*** Exercise input ***
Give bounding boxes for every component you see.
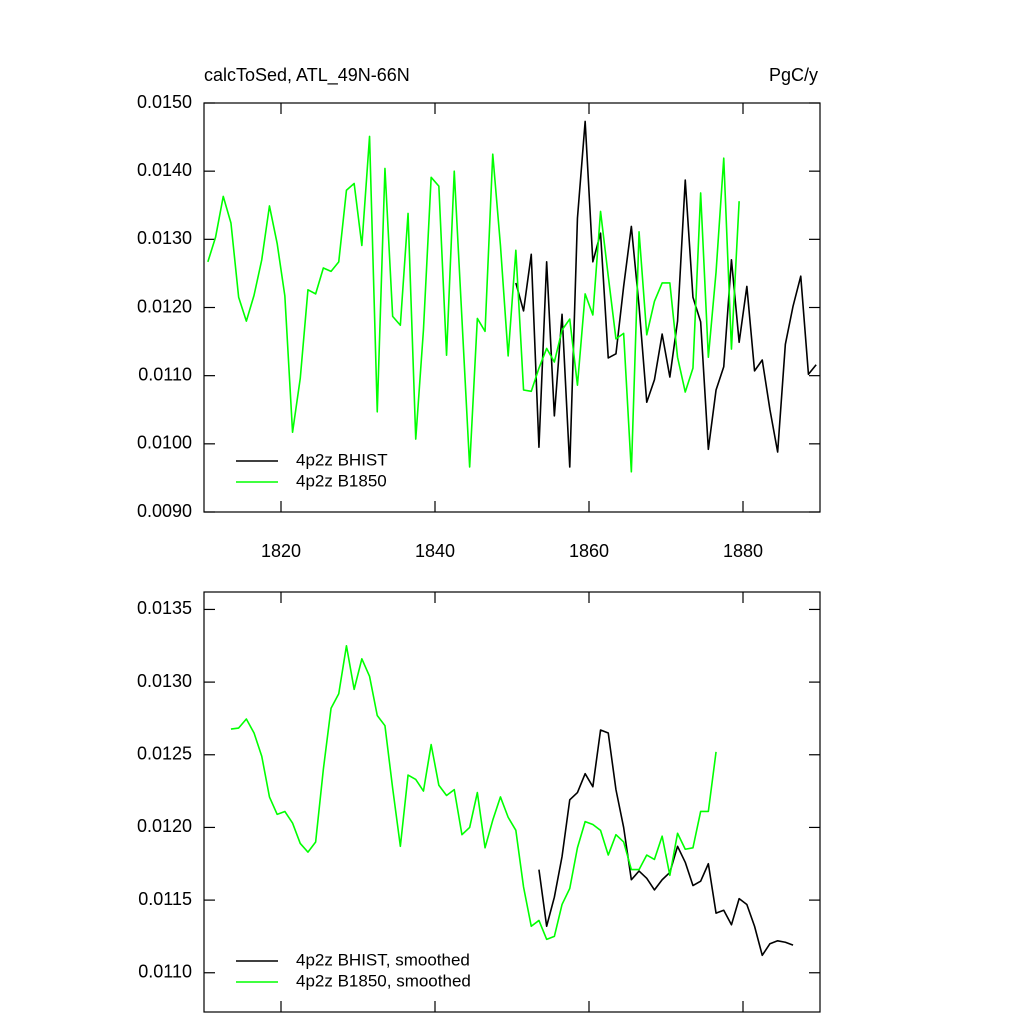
y-tick-label: 0.0100	[137, 433, 192, 453]
series-line	[515, 120, 817, 468]
x-tick-label: 1840	[415, 541, 455, 561]
series-line	[207, 135, 740, 473]
y-tick-label: 0.0110	[138, 364, 192, 384]
series-line	[230, 644, 717, 941]
plot-frame	[203, 102, 821, 513]
y-tick-label: 0.0120	[137, 816, 192, 836]
y-tick-label: 0.0125	[137, 744, 192, 764]
y-tick-label: 0.0150	[137, 92, 192, 112]
y-tick-label: 0.0130	[137, 228, 192, 248]
y-tick-label: 0.0140	[137, 160, 192, 180]
y-tick-label: 0.0115	[138, 889, 192, 909]
x-tick-label: 1880	[723, 541, 763, 561]
y-tick-label: 0.0135	[137, 598, 192, 618]
y-tick-label: 0.0120	[137, 296, 192, 316]
plot-frame	[203, 591, 821, 1013]
legend-label: 4p2z BHIST	[296, 450, 388, 469]
series-line	[538, 729, 794, 957]
legend-label: 4p2z B1850, smoothed	[296, 971, 471, 990]
x-tick-label: 1860	[569, 541, 609, 561]
legend-label: 4p2z B1850	[296, 471, 387, 490]
legend-label: 4p2z BHIST, smoothed	[296, 950, 470, 969]
chart-title: calcToSed, ATL_49N-66N	[204, 65, 410, 86]
y-tick-label: 0.0110	[138, 962, 192, 982]
y-tick-label: 0.0090	[137, 501, 192, 521]
y-tick-label: 0.0130	[137, 671, 192, 691]
units-label: PgC/y	[769, 65, 818, 85]
x-tick-label: 1820	[261, 541, 301, 561]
***
**Stated problem**. Can you copy out, character for character, the lines of the entries that begin with the one containing "433, 192, 453]" and run through the final line of the entries?

**Expected answer**.
y-tick-label: 0.0100	[137, 433, 192, 453]
series-line	[515, 120, 817, 468]
x-tick-label: 1840	[415, 541, 455, 561]
series-line	[207, 135, 740, 473]
y-tick-label: 0.0110	[138, 364, 192, 384]
series-line	[230, 644, 717, 941]
plot-frame	[203, 102, 821, 513]
y-tick-label: 0.0120	[137, 816, 192, 836]
y-tick-label: 0.0125	[137, 744, 192, 764]
y-tick-label: 0.0150	[137, 92, 192, 112]
y-tick-label: 0.0130	[137, 228, 192, 248]
y-tick-label: 0.0140	[137, 160, 192, 180]
y-tick-label: 0.0115	[138, 889, 192, 909]
x-tick-label: 1880	[723, 541, 763, 561]
y-tick-label: 0.0135	[137, 598, 192, 618]
y-tick-label: 0.0120	[137, 296, 192, 316]
plot-frame	[203, 591, 821, 1013]
legend-label: 4p2z BHIST	[296, 450, 388, 469]
series-line	[538, 729, 794, 957]
legend-label: 4p2z B1850, smoothed	[296, 971, 471, 990]
x-tick-label: 1860	[569, 541, 609, 561]
legend-label: 4p2z B1850	[296, 471, 387, 490]
legend-label: 4p2z BHIST, smoothed	[296, 950, 470, 969]
chart-title: calcToSed, ATL_49N-66N	[204, 65, 410, 86]
y-tick-label: 0.0110	[138, 962, 192, 982]
y-tick-label: 0.0090	[137, 501, 192, 521]
y-tick-label: 0.0130	[137, 671, 192, 691]
units-label: PgC/y	[769, 65, 818, 85]
x-tick-label: 1820	[261, 541, 301, 561]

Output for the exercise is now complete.